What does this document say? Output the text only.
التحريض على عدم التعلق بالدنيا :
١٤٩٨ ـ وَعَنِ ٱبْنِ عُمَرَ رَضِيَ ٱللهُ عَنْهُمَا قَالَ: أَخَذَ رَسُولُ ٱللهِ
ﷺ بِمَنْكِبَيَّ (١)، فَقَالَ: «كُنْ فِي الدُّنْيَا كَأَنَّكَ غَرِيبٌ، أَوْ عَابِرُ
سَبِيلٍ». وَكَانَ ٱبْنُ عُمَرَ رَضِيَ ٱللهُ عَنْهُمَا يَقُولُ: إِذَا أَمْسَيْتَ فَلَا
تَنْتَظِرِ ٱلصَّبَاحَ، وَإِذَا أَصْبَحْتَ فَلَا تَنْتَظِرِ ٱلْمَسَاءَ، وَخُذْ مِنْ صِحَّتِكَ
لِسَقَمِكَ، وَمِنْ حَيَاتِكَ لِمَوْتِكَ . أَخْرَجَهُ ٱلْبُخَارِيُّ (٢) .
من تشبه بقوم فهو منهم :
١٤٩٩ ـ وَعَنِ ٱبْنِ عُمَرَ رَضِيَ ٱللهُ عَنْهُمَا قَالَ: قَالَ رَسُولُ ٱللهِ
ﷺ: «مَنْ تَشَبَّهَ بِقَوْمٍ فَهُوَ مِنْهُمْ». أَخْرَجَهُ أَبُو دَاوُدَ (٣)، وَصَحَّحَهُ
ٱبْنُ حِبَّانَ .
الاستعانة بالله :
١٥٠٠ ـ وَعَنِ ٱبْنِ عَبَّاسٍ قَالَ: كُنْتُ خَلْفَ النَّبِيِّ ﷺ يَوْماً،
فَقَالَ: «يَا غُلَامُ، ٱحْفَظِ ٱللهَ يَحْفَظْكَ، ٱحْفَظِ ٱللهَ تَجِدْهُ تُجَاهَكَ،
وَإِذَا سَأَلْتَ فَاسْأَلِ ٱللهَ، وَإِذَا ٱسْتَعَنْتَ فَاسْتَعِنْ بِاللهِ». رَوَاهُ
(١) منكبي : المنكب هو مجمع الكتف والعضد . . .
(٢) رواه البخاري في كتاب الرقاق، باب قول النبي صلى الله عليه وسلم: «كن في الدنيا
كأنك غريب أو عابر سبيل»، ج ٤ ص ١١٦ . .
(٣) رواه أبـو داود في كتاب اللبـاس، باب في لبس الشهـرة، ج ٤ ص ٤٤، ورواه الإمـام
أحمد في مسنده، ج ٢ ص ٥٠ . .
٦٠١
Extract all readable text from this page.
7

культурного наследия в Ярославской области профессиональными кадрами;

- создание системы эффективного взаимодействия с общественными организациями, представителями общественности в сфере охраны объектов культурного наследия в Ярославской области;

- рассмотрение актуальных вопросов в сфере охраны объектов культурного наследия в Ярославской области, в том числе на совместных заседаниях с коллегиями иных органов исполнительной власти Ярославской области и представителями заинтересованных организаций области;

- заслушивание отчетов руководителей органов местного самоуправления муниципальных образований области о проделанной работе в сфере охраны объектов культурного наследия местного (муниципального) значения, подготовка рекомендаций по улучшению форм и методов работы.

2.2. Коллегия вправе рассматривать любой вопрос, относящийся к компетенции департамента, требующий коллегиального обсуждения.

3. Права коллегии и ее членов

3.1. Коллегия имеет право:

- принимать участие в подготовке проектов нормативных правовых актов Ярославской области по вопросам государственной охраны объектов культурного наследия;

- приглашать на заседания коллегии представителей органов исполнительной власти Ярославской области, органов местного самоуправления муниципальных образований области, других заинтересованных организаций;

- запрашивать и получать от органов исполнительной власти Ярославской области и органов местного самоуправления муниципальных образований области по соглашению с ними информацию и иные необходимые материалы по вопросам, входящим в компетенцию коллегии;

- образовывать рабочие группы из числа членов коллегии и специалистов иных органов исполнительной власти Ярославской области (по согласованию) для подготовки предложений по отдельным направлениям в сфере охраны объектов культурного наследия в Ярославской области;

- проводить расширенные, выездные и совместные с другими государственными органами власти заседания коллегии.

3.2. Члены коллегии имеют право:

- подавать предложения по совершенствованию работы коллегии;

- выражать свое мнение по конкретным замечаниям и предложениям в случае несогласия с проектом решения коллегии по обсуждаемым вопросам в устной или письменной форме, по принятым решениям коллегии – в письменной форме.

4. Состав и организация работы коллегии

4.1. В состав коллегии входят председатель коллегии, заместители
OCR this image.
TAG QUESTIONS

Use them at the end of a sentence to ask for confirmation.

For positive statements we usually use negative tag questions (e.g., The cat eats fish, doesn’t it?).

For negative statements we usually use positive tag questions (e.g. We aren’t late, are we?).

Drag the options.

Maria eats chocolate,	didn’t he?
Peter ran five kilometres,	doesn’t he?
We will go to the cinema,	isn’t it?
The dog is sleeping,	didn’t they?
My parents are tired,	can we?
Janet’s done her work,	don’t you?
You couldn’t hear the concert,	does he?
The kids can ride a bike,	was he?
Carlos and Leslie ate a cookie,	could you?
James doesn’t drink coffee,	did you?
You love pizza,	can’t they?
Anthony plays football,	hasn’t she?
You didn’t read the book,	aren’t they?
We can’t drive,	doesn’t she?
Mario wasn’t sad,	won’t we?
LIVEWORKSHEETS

____

TO DO: Copy every line of the data that holds the string "didn".

THE OUTPUT:
Maria eats chocolate,	didn’t he?
The dog is sleeping,	didn’t they?
You didn’t read the book,	aren’t they?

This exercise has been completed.